WHAT THE TASK ASKS:
Without skipping anything, write out each record below exactly.

--- MATERIAL ---

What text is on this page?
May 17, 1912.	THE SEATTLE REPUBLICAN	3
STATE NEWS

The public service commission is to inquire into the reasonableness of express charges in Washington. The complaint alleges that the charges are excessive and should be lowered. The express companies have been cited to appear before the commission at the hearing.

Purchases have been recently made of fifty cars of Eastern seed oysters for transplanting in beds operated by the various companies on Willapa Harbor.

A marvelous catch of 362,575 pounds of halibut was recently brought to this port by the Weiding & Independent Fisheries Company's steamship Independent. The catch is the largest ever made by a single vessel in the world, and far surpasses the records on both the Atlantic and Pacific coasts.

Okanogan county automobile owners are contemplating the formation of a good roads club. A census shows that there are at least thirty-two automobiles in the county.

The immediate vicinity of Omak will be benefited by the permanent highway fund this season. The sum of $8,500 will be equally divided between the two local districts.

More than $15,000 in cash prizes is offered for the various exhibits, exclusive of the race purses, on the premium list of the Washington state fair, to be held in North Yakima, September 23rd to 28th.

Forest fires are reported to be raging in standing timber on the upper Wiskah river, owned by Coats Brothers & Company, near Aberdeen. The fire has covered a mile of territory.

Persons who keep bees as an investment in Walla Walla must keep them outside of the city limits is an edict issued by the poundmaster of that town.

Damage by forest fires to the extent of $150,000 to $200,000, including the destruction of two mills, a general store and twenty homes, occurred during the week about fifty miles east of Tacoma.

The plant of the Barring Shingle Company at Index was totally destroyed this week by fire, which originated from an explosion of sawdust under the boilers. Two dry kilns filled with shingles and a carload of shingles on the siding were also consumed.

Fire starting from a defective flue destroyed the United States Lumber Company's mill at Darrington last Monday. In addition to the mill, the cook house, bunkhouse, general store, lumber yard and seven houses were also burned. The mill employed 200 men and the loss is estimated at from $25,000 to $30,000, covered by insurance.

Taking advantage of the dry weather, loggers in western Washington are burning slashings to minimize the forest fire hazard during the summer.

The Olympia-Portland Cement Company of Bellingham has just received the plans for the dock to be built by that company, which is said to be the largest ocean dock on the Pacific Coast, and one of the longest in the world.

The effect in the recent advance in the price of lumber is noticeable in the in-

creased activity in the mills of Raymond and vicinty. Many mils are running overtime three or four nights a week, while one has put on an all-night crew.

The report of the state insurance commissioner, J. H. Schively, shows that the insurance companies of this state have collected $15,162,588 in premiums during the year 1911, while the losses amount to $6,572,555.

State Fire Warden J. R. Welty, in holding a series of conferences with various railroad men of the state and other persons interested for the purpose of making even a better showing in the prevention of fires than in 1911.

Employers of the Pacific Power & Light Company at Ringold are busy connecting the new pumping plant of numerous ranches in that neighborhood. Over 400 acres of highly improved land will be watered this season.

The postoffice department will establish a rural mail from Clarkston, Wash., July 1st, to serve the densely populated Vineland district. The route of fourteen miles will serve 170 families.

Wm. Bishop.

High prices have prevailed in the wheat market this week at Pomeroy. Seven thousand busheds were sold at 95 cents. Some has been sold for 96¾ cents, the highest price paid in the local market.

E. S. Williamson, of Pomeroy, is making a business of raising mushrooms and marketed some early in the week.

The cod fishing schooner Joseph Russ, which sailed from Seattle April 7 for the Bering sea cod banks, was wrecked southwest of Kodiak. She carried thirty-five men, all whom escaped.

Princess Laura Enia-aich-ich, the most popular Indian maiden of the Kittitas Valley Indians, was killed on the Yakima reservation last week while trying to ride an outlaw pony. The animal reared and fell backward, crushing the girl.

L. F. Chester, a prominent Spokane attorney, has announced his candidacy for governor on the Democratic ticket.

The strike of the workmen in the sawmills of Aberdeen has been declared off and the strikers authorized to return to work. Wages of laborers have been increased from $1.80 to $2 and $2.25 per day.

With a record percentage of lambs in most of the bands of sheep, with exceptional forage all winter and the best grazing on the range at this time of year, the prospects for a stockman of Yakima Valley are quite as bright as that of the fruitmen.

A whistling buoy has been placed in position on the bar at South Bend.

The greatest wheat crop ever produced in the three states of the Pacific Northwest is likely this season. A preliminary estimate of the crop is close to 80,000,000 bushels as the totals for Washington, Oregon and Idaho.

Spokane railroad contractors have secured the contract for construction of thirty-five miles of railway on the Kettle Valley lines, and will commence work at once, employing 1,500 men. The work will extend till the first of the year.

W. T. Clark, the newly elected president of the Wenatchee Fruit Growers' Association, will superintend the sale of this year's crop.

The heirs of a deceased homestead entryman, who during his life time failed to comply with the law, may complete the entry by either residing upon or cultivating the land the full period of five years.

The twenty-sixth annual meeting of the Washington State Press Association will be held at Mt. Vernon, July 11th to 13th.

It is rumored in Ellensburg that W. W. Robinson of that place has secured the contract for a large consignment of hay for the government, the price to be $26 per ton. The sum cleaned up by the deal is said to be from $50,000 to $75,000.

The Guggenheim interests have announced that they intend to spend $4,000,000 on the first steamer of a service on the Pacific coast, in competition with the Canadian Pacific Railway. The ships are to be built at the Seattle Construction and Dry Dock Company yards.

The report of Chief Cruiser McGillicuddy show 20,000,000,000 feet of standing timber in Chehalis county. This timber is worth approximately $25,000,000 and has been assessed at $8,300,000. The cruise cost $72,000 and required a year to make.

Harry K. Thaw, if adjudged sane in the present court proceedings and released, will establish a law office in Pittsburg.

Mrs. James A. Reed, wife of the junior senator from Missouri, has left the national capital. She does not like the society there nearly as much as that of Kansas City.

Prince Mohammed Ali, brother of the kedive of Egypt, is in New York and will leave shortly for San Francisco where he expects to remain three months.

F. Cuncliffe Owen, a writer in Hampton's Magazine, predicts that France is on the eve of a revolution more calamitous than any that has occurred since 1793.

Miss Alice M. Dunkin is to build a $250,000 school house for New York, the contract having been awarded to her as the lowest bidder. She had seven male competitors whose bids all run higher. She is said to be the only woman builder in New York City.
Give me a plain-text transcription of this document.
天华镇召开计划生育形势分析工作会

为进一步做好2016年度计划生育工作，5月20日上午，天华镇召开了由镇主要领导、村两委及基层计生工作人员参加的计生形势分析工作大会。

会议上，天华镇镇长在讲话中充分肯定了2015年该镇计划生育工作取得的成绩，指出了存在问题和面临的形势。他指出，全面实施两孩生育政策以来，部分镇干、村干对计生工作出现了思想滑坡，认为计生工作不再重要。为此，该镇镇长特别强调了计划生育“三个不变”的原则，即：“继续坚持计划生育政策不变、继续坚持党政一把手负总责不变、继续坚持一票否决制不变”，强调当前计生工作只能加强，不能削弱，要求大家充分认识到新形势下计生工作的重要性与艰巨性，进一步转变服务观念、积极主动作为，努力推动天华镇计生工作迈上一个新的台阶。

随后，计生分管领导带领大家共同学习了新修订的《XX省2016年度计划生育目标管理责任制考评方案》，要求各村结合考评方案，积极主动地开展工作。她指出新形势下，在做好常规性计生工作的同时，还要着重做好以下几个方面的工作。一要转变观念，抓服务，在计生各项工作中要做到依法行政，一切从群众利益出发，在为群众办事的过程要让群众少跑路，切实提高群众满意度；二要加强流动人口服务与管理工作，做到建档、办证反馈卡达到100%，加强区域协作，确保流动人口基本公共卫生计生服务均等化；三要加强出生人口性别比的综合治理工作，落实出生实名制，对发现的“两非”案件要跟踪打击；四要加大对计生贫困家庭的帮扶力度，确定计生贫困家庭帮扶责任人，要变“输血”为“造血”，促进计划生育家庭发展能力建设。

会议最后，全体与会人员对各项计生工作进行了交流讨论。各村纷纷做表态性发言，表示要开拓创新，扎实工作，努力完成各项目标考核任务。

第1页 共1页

---

FINAL ANSWER:
What text is on this page?
May 17, 1912.	THE SEATTLE REPUBLICAN	3
STATE NEWS

The public service commission is to inquire into the reasonableness of express charges in Washington. The complaint alleges that the charges are excessive and should be lowered. The express companies have been cited to appear before the commission at the hearing.

Purchases have been recently made of fifty cars of Eastern seed oysters for transplanting in beds operated by the various companies on Willapa Harbor.

A marvelous catch of 362,575 pounds of halibut was recently brought to this port by the Weiding & Independent Fisheries Company's steamship Independent. The catch is the largest ever made by a single vessel in the world, and far surpasses the records on both the Atlantic and Pacific coasts.

Okanogan county automobile owners are contemplating the formation of a good roads club. A census shows that there are at least thirty-two automobiles in the county.

The immediate vicinity of Omak will be benefited by the permanent highway fund this season. The sum of $8,500 will be equally divided between the two local districts.

More than $15,000 in cash prizes is offered for the various exhibits, exclusive of the race purses, on the premium list of the Washington state fair, to be held in North Yakima, September 23rd to 28th.

Forest fires are reported to be raging in standing timber on the upper Wiskah river, owned by Coats Brothers & Company, near Aberdeen. The fire has covered a mile of territory.

Persons who keep bees as an investment in Walla Walla must keep them outside of the city limits is an edict issued by the poundmaster of that town.

Damage by forest fires to the extent of $150,000 to $200,000, including the destruction of two mills, a general store and twenty homes, occurred during the week about fifty miles east of Tacoma.

The plant of the Barring Shingle Company at Index was totally destroyed this week by fire, which originated from an explosion of sawdust under the boilers. Two dry kilns filled with shingles and a carload of shingles on the siding were also consumed.

Fire starting from a defective flue destroyed the United States Lumber Company's mill at Darrington last Monday. In addition to the mill, the cook house, bunkhouse, general store, lumber yard and seven houses were also burned. The mill employed 200 men and the loss is estimated at from $25,000 to $30,000, covered by insurance.

Taking advantage of the dry weather, loggers in western Washington are burning slashings to minimize the forest fire hazard during the summer.

The Olympia-Portland Cement Company of Bellingham has just received the plans for the dock to be built by that company, which is said to be the largest ocean dock on the Pacific Coast, and one of the longest in the world.

The effect in the recent advance in the price of lumber is noticeable in the in-

creased activity in the mills of Raymond and vicinty. Many mils are running overtime three or four nights a week, while one has put on an all-night crew.

The report of the state insurance commissioner, J. H. Schively, shows that the insurance companies of this state have collected $15,162,588 in premiums during the year 1911, while the losses amount to $6,572,555.

State Fire Warden J. R. Welty, in holding a series of conferences with various railroad men of the state and other persons interested for the purpose of making even a better showing in the prevention of fires than in 1911.

Employers of the Pacific Power & Light Company at Ringold are busy connecting the new pumping plant of numerous ranches in that neighborhood. Over 400 acres of highly improved land will be watered this season.

The postoffice department will establish a rural mail from Clarkston, Wash., July 1st, to serve the densely populated Vineland district. The route of fourteen miles will serve 170 families.

Wm. Bishop.

High prices have prevailed in the wheat market this week at Pomeroy. Seven thousand busheds were sold at 95 cents. Some has been sold for 96¾ cents, the highest price paid in the local market.

E. S. Williamson, of Pomeroy, is making a business of raising mushrooms and marketed some early in the week.

The cod fishing schooner Joseph Russ, which sailed from Seattle April 7 for the Bering sea cod banks, was wrecked southwest of Kodiak. She carried thirty-five men, all whom escaped.

Princess Laura Enia-aich-ich, the most popular Indian maiden of the Kittitas Valley Indians, was killed on the Yakima reservation last week while trying to ride an outlaw pony. The animal reared and fell backward, crushing the girl.

L. F. Chester, a prominent Spokane attorney, has announced his candidacy for governor on the Democratic ticket.

The strike of the workmen in the sawmills of Aberdeen has been declared off and the strikers authorized to return to work. Wages of laborers have been increased from $1.80 to $2 and $2.25 per day.

With a record percentage of lambs in most of the bands of sheep, with exceptional forage all winter and the best grazing on the range at this time of year, the prospects for a stockman of Yakima Valley are quite as bright as that of the fruitmen.

A whistling buoy has been placed in position on the bar at South Bend.

The greatest wheat crop ever produced in the three states of the Pacific Northwest is likely this season. A preliminary estimate of the crop is close to 80,000,000 bushels as the totals for Washington, Oregon and Idaho.

Spokane railroad contractors have secured the contract for construction of thirty-five miles of railway on the Kettle Valley lines, and will commence work at once, employing 1,500 men. The work will extend till the first of the year.

W. T. Clark, the newly elected president of the Wenatchee Fruit Growers' Association, will superintend the sale of this year's crop.

The heirs of a deceased homestead entryman, who during his life time failed to comply with the law, may complete the entry by either residing upon or cultivating the land the full period of five years.

The twenty-sixth annual meeting of the Washington State Press Association will be held at Mt. Vernon, July 11th to 13th.

It is rumored in Ellensburg that W. W. Robinson of that place has secured the contract for a large consignment of hay for the government, the price to be $26 per ton. The sum cleaned up by the deal is said to be from $50,000 to $75,000.

The Guggenheim interests have announced that they intend to spend $4,000,000 on the first steamer of a service on the Pacific coast, in competition with the Canadian Pacific Railway. The ships are to be built at the Seattle Construction and Dry Dock Company yards.

The report of Chief Cruiser McGillicuddy show 20,000,000,000 feet of standing timber in Chehalis county. This timber is worth approximately $25,000,000 and has been assessed at $8,300,000. The cruise cost $72,000 and required a year to make.

Harry K. Thaw, if adjudged sane in the present court proceedings and released, will establish a law office in Pittsburg.

Mrs. James A. Reed, wife of the junior senator from Missouri, has left the national capital. She does not like the society there nearly as much as that of Kansas City.

Prince Mohammed Ali, brother of the kedive of Egypt, is in New York and will leave shortly for San Francisco where he expects to remain three months.

F. Cuncliffe Owen, a writer in Hampton's Magazine, predicts that France is on the eve of a revolution more calamitous than any that has occurred since 1793.

Miss Alice M. Dunkin is to build a $250,000 school house for New York, the contract having been awarded to her as the lowest bidder. She had seven male competitors whose bids all run higher. She is said to be the only woman builder in New York City.
Give me a plain-text transcription of this document.
天华镇召开计划生育形势分析工作会

为进一步做好2016年度计划生育工作，5月20日上午，天华镇召开了由镇主要领导、村两委及基层计生工作人员参加的计生形势分析工作大会。

会议上，天华镇镇长在讲话中充分肯定了2015年该镇计划生育工作取得的成绩，指出了存在问题和面临的形势。他指出，全面实施两孩生育政策以来，部分镇干、村干对计生工作出现了思想滑坡，认为计生工作不再重要。为此，该镇镇长特别强调了计划生育“三个不变”的原则，即：“继续坚持计划生育政策不变、继续坚持党政一把手负总责不变、继续坚持一票否决制不变”，强调当前计生工作只能加强，不能削弱，要求大家充分认识到新形势下计生工作的重要性与艰巨性，进一步转变服务观念、积极主动作为，努力推动天华镇计生工作迈上一个新的台阶。

随后，计生分管领导带领大家共同学习了新修订的《XX省2016年度计划生育目标管理责任制考评方案》，要求各村结合考评方案，积极主动地开展工作。她指出新形势下，在做好常规性计生工作的同时，还要着重做好以下几个方面的工作。一要转变观念，抓服务，在计生各项工作中要做到依法行政，一切从群众利益出发，在为群众办事的过程要让群众少跑路，切实提高群众满意度；二要加强流动人口服务与管理工作，做到建档、办证反馈卡达到100%，加强区域协作，确保流动人口基本公共卫生计生服务均等化；三要加强出生人口性别比的综合治理工作，落实出生实名制，对发现的“两非”案件要跟踪打击；四要加大对计生贫困家庭的帮扶力度，确定计生贫困家庭帮扶责任人，要变“输血”为“造血”，促进计划生育家庭发展能力建设。

会议最后，全体与会人员对各项计生工作进行了交流讨论。各村纷纷做表态性发言，表示要开拓创新，扎实工作，努力完成各项目标考核任务。

第1页 共1页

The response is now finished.